# start of EXTRACTED INFORMATION

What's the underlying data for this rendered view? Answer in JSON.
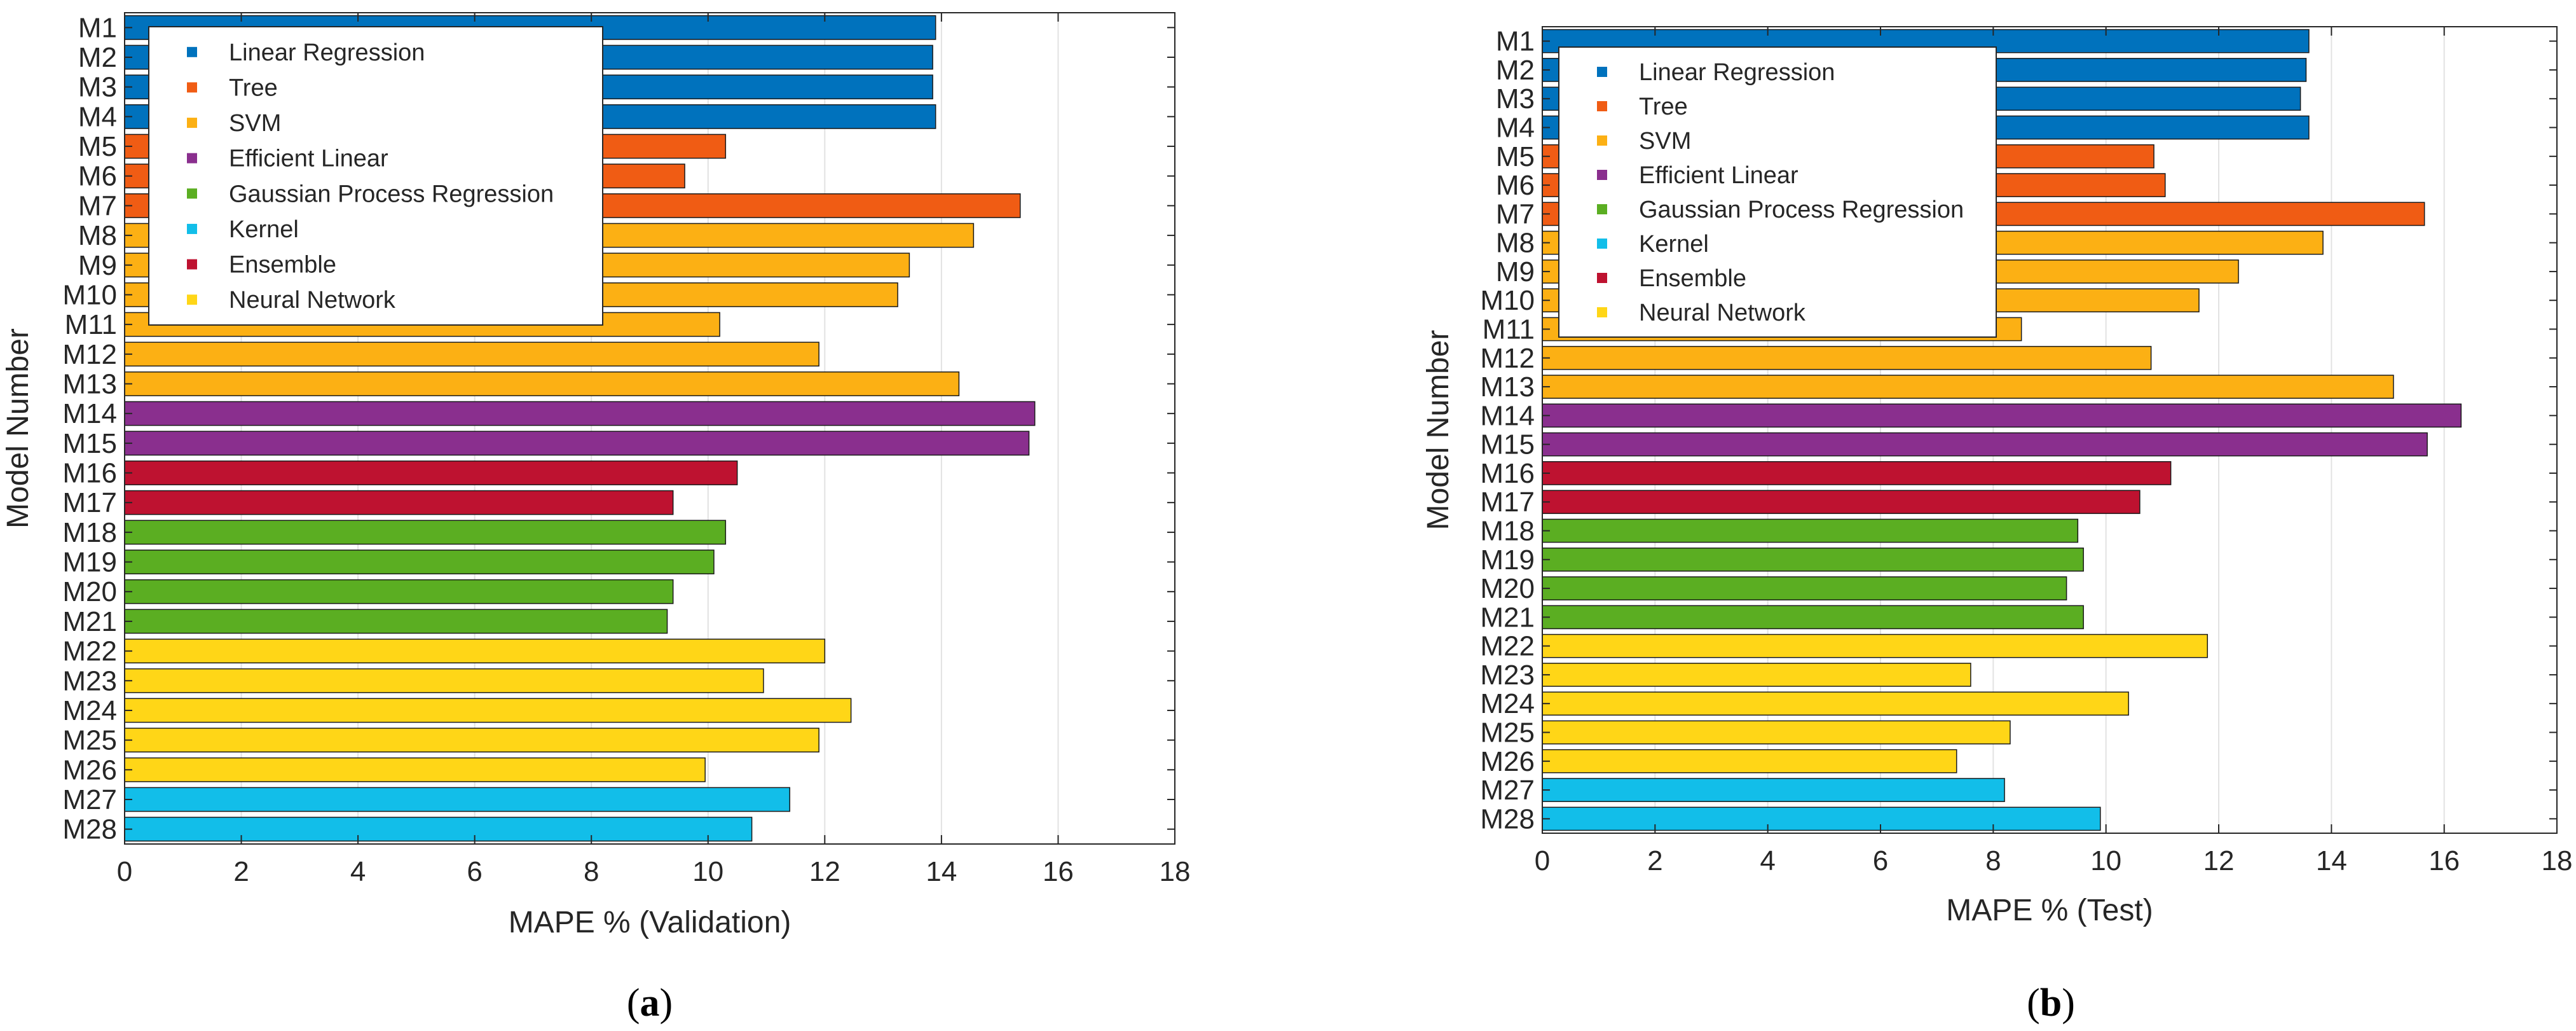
{
  "chart_data": [
    {
      "type": "bar",
      "orientation": "horizontal",
      "panel_prefix": "(",
      "panel_letter": "a",
      "panel_suffix": ")",
      "xlabel": "MAPE % (Validation)",
      "ylabel": "Model Number",
      "xlim": [
        0,
        18
      ],
      "xticks": [
        "0",
        "2",
        "4",
        "6",
        "8",
        "10",
        "12",
        "14",
        "16",
        "18"
      ],
      "grid": "vertical",
      "legend_position": "top-left",
      "categories": [
        "M1",
        "M2",
        "M3",
        "M4",
        "M5",
        "M6",
        "M7",
        "M8",
        "M9",
        "M10",
        "M11",
        "M12",
        "M13",
        "M14",
        "M15",
        "M16",
        "M17",
        "M18",
        "M19",
        "M20",
        "M21",
        "M22",
        "M23",
        "M24",
        "M25",
        "M26",
        "M27",
        "M28"
      ],
      "values": [
        13.9,
        13.85,
        13.85,
        13.9,
        10.3,
        9.6,
        15.35,
        14.55,
        13.45,
        13.25,
        10.2,
        11.9,
        14.3,
        15.6,
        15.5,
        10.5,
        9.4,
        10.3,
        10.1,
        9.4,
        9.3,
        12.0,
        10.95,
        12.45,
        11.9,
        9.95,
        11.4,
        10.75
      ],
      "groups": [
        "Linear Regression",
        "Linear Regression",
        "Linear Regression",
        "Linear Regression",
        "Tree",
        "Tree",
        "Tree",
        "SVM",
        "SVM",
        "SVM",
        "SVM",
        "SVM",
        "SVM",
        "Efficient Linear",
        "Efficient Linear",
        "Ensemble",
        "Ensemble",
        "Gaussian Process Regression",
        "Gaussian Process Regression",
        "Gaussian Process Regression",
        "Gaussian Process Regression",
        "Neural Network",
        "Neural Network",
        "Neural Network",
        "Neural Network",
        "Neural Network",
        "Kernel",
        "Kernel"
      ]
    },
    {
      "type": "bar",
      "orientation": "horizontal",
      "panel_prefix": "(",
      "panel_letter": "b",
      "panel_suffix": ")",
      "xlabel": "MAPE % (Test)",
      "ylabel": "Model Number",
      "xlim": [
        0,
        18
      ],
      "xticks": [
        "0",
        "2",
        "4",
        "6",
        "8",
        "10",
        "12",
        "14",
        "16",
        "18"
      ],
      "grid": "vertical",
      "legend_position": "top-left",
      "categories": [
        "M1",
        "M2",
        "M3",
        "M4",
        "M5",
        "M6",
        "M7",
        "M8",
        "M9",
        "M10",
        "M11",
        "M12",
        "M13",
        "M14",
        "M15",
        "M16",
        "M17",
        "M18",
        "M19",
        "M20",
        "M21",
        "M22",
        "M23",
        "M24",
        "M25",
        "M26",
        "M27",
        "M28"
      ],
      "values": [
        13.6,
        13.55,
        13.45,
        13.6,
        10.85,
        11.05,
        15.65,
        13.85,
        12.35,
        11.65,
        8.5,
        10.8,
        15.1,
        16.3,
        15.7,
        11.15,
        10.6,
        9.5,
        9.6,
        9.3,
        9.6,
        11.8,
        7.6,
        10.4,
        8.3,
        7.35,
        8.2,
        9.9
      ],
      "groups": [
        "Linear Regression",
        "Linear Regression",
        "Linear Regression",
        "Linear Regression",
        "Tree",
        "Tree",
        "Tree",
        "SVM",
        "SVM",
        "SVM",
        "SVM",
        "SVM",
        "SVM",
        "Efficient Linear",
        "Efficient Linear",
        "Ensemble",
        "Ensemble",
        "Gaussian Process Regression",
        "Gaussian Process Regression",
        "Gaussian Process Regression",
        "Gaussian Process Regression",
        "Neural Network",
        "Neural Network",
        "Neural Network",
        "Neural Network",
        "Neural Network",
        "Kernel",
        "Kernel"
      ]
    }
  ],
  "legend": [
    {
      "label": "Linear Regression",
      "color": "#0072BD"
    },
    {
      "label": "Tree",
      "color": "#F05C14"
    },
    {
      "label": "SVM",
      "color": "#FCB014"
    },
    {
      "label": "Efficient Linear",
      "color": "#8A2F8E"
    },
    {
      "label": "Gaussian Process Regression",
      "color": "#5BAE22"
    },
    {
      "label": "Kernel",
      "color": "#12BEE9"
    },
    {
      "label": "Ensemble",
      "color": "#BE1230"
    },
    {
      "label": "Neural Network",
      "color": "#FFD617"
    }
  ]
}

# end of EXTRACTED INFORMATION

- _TASK REQUIREMENTS_:
Reproduce every record above exactly, but leave out the pictures.

- _CORRECT RESPONSE_:
What's the underlying data for this rendered view? Answer in JSON.
{
  "chart_data": [
    {
      "type": "bar",
      "orientation": "horizontal",
      "panel_prefix": "(",
      "panel_letter": "a",
      "panel_suffix": ")",
      "xlabel": "MAPE % (Validation)",
      "ylabel": "Model Number",
      "xlim": [
        0,
        18
      ],
      "xticks": [
        "0",
        "2",
        "4",
        "6",
        "8",
        "10",
        "12",
        "14",
        "16",
        "18"
      ],
      "grid": "vertical",
      "legend_position": "top-left",
      "categories": [
        "M1",
        "M2",
        "M3",
        "M4",
        "M5",
        "M6",
        "M7",
        "M8",
        "M9",
        "M10",
        "M11",
        "M12",
        "M13",
        "M14",
        "M15",
        "M16",
        "M17",
        "M18",
        "M19",
        "M20",
        "M21",
        "M22",
        "M23",
        "M24",
        "M25",
        "M26",
        "M27",
        "M28"
      ],
      "values": [
        13.9,
        13.85,
        13.85,
        13.9,
        10.3,
        9.6,
        15.35,
        14.55,
        13.45,
        13.25,
        10.2,
        11.9,
        14.3,
        15.6,
        15.5,
        10.5,
        9.4,
        10.3,
        10.1,
        9.4,
        9.3,
        12.0,
        10.95,
        12.45,
        11.9,
        9.95,
        11.4,
        10.75
      ],
      "groups": [
        "Linear Regression",
        "Linear Regression",
        "Linear Regression",
        "Linear Regression",
        "Tree",
        "Tree",
        "Tree",
        "SVM",
        "SVM",
        "SVM",
        "SVM",
        "SVM",
        "SVM",
        "Efficient Linear",
        "Efficient Linear",
        "Ensemble",
        "Ensemble",
        "Gaussian Process Regression",
        "Gaussian Process Regression",
        "Gaussian Process Regression",
        "Gaussian Process Regression",
        "Neural Network",
        "Neural Network",
        "Neural Network",
        "Neural Network",
        "Neural Network",
        "Kernel",
        "Kernel"
      ]
    },
    {
      "type": "bar",
      "orientation": "horizontal",
      "panel_prefix": "(",
      "panel_letter": "b",
      "panel_suffix": ")",
      "xlabel": "MAPE % (Test)",
      "ylabel": "Model Number",
      "xlim": [
        0,
        18
      ],
      "xticks": [
        "0",
        "2",
        "4",
        "6",
        "8",
        "10",
        "12",
        "14",
        "16",
        "18"
      ],
      "grid": "vertical",
      "legend_position": "top-left",
      "categories": [
        "M1",
        "M2",
        "M3",
        "M4",
        "M5",
        "M6",
        "M7",
        "M8",
        "M9",
        "M10",
        "M11",
        "M12",
        "M13",
        "M14",
        "M15",
        "M16",
        "M17",
        "M18",
        "M19",
        "M20",
        "M21",
        "M22",
        "M23",
        "M24",
        "M25",
        "M26",
        "M27",
        "M28"
      ],
      "values": [
        13.6,
        13.55,
        13.45,
        13.6,
        10.85,
        11.05,
        15.65,
        13.85,
        12.35,
        11.65,
        8.5,
        10.8,
        15.1,
        16.3,
        15.7,
        11.15,
        10.6,
        9.5,
        9.6,
        9.3,
        9.6,
        11.8,
        7.6,
        10.4,
        8.3,
        7.35,
        8.2,
        9.9
      ],
      "groups": [
        "Linear Regression",
        "Linear Regression",
        "Linear Regression",
        "Linear Regression",
        "Tree",
        "Tree",
        "Tree",
        "SVM",
        "SVM",
        "SVM",
        "SVM",
        "SVM",
        "SVM",
        "Efficient Linear",
        "Efficient Linear",
        "Ensemble",
        "Ensemble",
        "Gaussian Process Regression",
        "Gaussian Process Regression",
        "Gaussian Process Regression",
        "Gaussian Process Regression",
        "Neural Network",
        "Neural Network",
        "Neural Network",
        "Neural Network",
        "Neural Network",
        "Kernel",
        "Kernel"
      ]
    }
  ],
  "legend": [
    {
      "label": "Linear Regression",
      "color": "#0072BD"
    },
    {
      "label": "Tree",
      "color": "#F05C14"
    },
    {
      "label": "SVM",
      "color": "#FCB014"
    },
    {
      "label": "Efficient Linear",
      "color": "#8A2F8E"
    },
    {
      "label": "Gaussian Process Regression",
      "color": "#5BAE22"
    },
    {
      "label": "Kernel",
      "color": "#12BEE9"
    },
    {
      "label": "Ensemble",
      "color": "#BE1230"
    },
    {
      "label": "Neural Network",
      "color": "#FFD617"
    }
  ]
}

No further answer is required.